WHAT THE TASK ASKS: Please give the data below again in full, exactly as it stands.

LISTING:

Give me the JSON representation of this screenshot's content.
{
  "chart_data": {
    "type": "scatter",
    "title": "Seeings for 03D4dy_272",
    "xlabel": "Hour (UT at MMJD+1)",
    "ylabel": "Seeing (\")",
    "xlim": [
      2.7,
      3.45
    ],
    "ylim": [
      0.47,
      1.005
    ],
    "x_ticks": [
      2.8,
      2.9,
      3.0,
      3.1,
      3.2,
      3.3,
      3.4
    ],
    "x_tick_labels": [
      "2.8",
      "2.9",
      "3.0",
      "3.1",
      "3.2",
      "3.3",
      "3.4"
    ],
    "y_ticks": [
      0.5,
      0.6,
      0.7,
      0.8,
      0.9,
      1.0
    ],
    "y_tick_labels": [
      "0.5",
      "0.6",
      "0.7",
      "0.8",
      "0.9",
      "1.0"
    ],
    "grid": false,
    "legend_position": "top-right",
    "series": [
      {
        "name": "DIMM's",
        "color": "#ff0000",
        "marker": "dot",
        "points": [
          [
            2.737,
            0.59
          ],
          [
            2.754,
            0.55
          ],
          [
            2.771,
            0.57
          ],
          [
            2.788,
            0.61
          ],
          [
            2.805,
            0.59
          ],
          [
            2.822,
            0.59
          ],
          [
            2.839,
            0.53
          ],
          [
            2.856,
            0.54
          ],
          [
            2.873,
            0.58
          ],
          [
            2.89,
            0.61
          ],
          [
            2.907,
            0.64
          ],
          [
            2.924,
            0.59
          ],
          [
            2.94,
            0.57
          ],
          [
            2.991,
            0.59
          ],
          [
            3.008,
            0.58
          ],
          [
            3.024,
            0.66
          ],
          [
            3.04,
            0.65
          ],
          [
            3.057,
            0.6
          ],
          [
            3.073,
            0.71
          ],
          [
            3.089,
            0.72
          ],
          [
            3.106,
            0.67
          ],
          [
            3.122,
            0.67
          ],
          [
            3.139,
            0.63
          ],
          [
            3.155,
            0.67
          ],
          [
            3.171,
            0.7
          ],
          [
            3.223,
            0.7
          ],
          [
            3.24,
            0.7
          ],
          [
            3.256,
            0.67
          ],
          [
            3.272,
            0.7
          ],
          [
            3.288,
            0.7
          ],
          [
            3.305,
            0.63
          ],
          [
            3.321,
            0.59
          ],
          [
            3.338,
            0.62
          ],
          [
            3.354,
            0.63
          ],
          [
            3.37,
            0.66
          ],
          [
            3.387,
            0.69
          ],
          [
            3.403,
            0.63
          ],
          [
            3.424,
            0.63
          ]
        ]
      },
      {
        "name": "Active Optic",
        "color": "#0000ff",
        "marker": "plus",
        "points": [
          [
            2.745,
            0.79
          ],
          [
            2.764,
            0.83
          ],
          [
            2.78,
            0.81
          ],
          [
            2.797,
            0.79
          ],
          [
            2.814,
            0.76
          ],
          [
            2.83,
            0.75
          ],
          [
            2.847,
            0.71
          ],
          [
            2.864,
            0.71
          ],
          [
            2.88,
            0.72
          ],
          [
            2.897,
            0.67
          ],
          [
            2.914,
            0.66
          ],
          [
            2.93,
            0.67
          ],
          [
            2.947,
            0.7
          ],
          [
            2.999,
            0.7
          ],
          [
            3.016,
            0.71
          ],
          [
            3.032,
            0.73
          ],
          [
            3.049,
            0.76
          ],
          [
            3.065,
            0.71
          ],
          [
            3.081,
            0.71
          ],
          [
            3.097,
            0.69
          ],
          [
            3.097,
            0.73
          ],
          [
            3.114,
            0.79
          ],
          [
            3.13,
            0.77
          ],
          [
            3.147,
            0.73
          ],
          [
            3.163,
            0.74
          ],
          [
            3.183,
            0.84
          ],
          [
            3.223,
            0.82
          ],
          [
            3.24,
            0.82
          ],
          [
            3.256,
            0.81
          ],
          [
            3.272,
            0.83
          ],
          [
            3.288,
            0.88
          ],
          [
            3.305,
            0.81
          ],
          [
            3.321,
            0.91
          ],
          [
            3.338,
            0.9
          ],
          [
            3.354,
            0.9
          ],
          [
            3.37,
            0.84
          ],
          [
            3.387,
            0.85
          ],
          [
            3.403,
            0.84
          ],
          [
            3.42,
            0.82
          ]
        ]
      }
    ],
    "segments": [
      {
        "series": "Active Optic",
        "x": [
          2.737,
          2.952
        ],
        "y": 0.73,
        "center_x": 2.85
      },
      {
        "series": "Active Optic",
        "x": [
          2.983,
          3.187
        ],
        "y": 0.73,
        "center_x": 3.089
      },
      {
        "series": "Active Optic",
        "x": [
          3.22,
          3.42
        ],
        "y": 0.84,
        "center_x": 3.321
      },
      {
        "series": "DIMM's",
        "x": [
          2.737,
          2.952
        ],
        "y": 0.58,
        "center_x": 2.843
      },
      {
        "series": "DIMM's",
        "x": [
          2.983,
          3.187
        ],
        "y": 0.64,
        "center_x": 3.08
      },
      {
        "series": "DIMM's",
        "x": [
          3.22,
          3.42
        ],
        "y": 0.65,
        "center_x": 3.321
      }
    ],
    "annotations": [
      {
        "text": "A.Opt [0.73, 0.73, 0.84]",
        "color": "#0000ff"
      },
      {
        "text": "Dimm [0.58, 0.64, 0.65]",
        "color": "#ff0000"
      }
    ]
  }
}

OUTPUT FOR THIS TASK:
Give me the JSON representation of this screenshot's content.
{
  "chart_data": {
    "type": "scatter",
    "title": "Seeings for 03D4dy_272",
    "xlabel": "Hour (UT at MMJD+1)",
    "ylabel": "Seeing (\")",
    "xlim": [
      2.7,
      3.45
    ],
    "ylim": [
      0.47,
      1.005
    ],
    "x_ticks": [
      2.8,
      2.9,
      3.0,
      3.1,
      3.2,
      3.3,
      3.4
    ],
    "x_tick_labels": [
      "2.8",
      "2.9",
      "3.0",
      "3.1",
      "3.2",
      "3.3",
      "3.4"
    ],
    "y_ticks": [
      0.5,
      0.6,
      0.7,
      0.8,
      0.9,
      1.0
    ],
    "y_tick_labels": [
      "0.5",
      "0.6",
      "0.7",
      "0.8",
      "0.9",
      "1.0"
    ],
    "grid": false,
    "legend_position": "top-right",
    "series": [
      {
        "name": "DIMM's",
        "color": "#ff0000",
        "marker": "dot",
        "points": [
          [
            2.737,
            0.59
          ],
          [
            2.754,
            0.55
          ],
          [
            2.771,
            0.57
          ],
          [
            2.788,
            0.61
          ],
          [
            2.805,
            0.59
          ],
          [
            2.822,
            0.59
          ],
          [
            2.839,
            0.53
          ],
          [
            2.856,
            0.54
          ],
          [
            2.873,
            0.58
          ],
          [
            2.89,
            0.61
          ],
          [
            2.907,
            0.64
          ],
          [
            2.924,
            0.59
          ],
          [
            2.94,
            0.57
          ],
          [
            2.991,
            0.59
          ],
          [
            3.008,
            0.58
          ],
          [
            3.024,
            0.66
          ],
          [
            3.04,
            0.65
          ],
          [
            3.057,
            0.6
          ],
          [
            3.073,
            0.71
          ],
          [
            3.089,
            0.72
          ],
          [
            3.106,
            0.67
          ],
          [
            3.122,
            0.67
          ],
          [
            3.139,
            0.63
          ],
          [
            3.155,
            0.67
          ],
          [
            3.171,
            0.7
          ],
          [
            3.223,
            0.7
          ],
          [
            3.24,
            0.7
          ],
          [
            3.256,
            0.67
          ],
          [
            3.272,
            0.7
          ],
          [
            3.288,
            0.7
          ],
          [
            3.305,
            0.63
          ],
          [
            3.321,
            0.59
          ],
          [
            3.338,
            0.62
          ],
          [
            3.354,
            0.63
          ],
          [
            3.37,
            0.66
          ],
          [
            3.387,
            0.69
          ],
          [
            3.403,
            0.63
          ],
          [
            3.424,
            0.63
          ]
        ]
      },
      {
        "name": "Active Optic",
        "color": "#0000ff",
        "marker": "plus",
        "points": [
          [
            2.745,
            0.79
          ],
          [
            2.764,
            0.83
          ],
          [
            2.78,
            0.81
          ],
          [
            2.797,
            0.79
          ],
          [
            2.814,
            0.76
          ],
          [
            2.83,
            0.75
          ],
          [
            2.847,
            0.71
          ],
          [
            2.864,
            0.71
          ],
          [
            2.88,
            0.72
          ],
          [
            2.897,
            0.67
          ],
          [
            2.914,
            0.66
          ],
          [
            2.93,
            0.67
          ],
          [
            2.947,
            0.7
          ],
          [
            2.999,
            0.7
          ],
          [
            3.016,
            0.71
          ],
          [
            3.032,
            0.73
          ],
          [
            3.049,
            0.76
          ],
          [
            3.065,
            0.71
          ],
          [
            3.081,
            0.71
          ],
          [
            3.097,
            0.69
          ],
          [
            3.097,
            0.73
          ],
          [
            3.114,
            0.79
          ],
          [
            3.13,
            0.77
          ],
          [
            3.147,
            0.73
          ],
          [
            3.163,
            0.74
          ],
          [
            3.183,
            0.84
          ],
          [
            3.223,
            0.82
          ],
          [
            3.24,
            0.82
          ],
          [
            3.256,
            0.81
          ],
          [
            3.272,
            0.83
          ],
          [
            3.288,
            0.88
          ],
          [
            3.305,
            0.81
          ],
          [
            3.321,
            0.91
          ],
          [
            3.338,
            0.9
          ],
          [
            3.354,
            0.9
          ],
          [
            3.37,
            0.84
          ],
          [
            3.387,
            0.85
          ],
          [
            3.403,
            0.84
          ],
          [
            3.42,
            0.82
          ]
        ]
      }
    ],
    "segments": [
      {
        "series": "Active Optic",
        "x": [
          2.737,
          2.952
        ],
        "y": 0.73,
        "center_x": 2.85
      },
      {
        "series": "Active Optic",
        "x": [
          2.983,
          3.187
        ],
        "y": 0.73,
        "center_x": 3.089
      },
      {
        "series": "Active Optic",
        "x": [
          3.22,
          3.42
        ],
        "y": 0.84,
        "center_x": 3.321
      },
      {
        "series": "DIMM's",
        "x": [
          2.737,
          2.952
        ],
        "y": 0.58,
        "center_x": 2.843
      },
      {
        "series": "DIMM's",
        "x": [
          2.983,
          3.187
        ],
        "y": 0.64,
        "center_x": 3.08
      },
      {
        "series": "DIMM's",
        "x": [
          3.22,
          3.42
        ],
        "y": 0.65,
        "center_x": 3.321
      }
    ],
    "annotations": [
      {
        "text": "A.Opt [0.73, 0.73, 0.84]",
        "color": "#0000ff"
      },
      {
        "text": "Dimm [0.58, 0.64, 0.65]",
        "color": "#ff0000"
      }
    ]
  }
}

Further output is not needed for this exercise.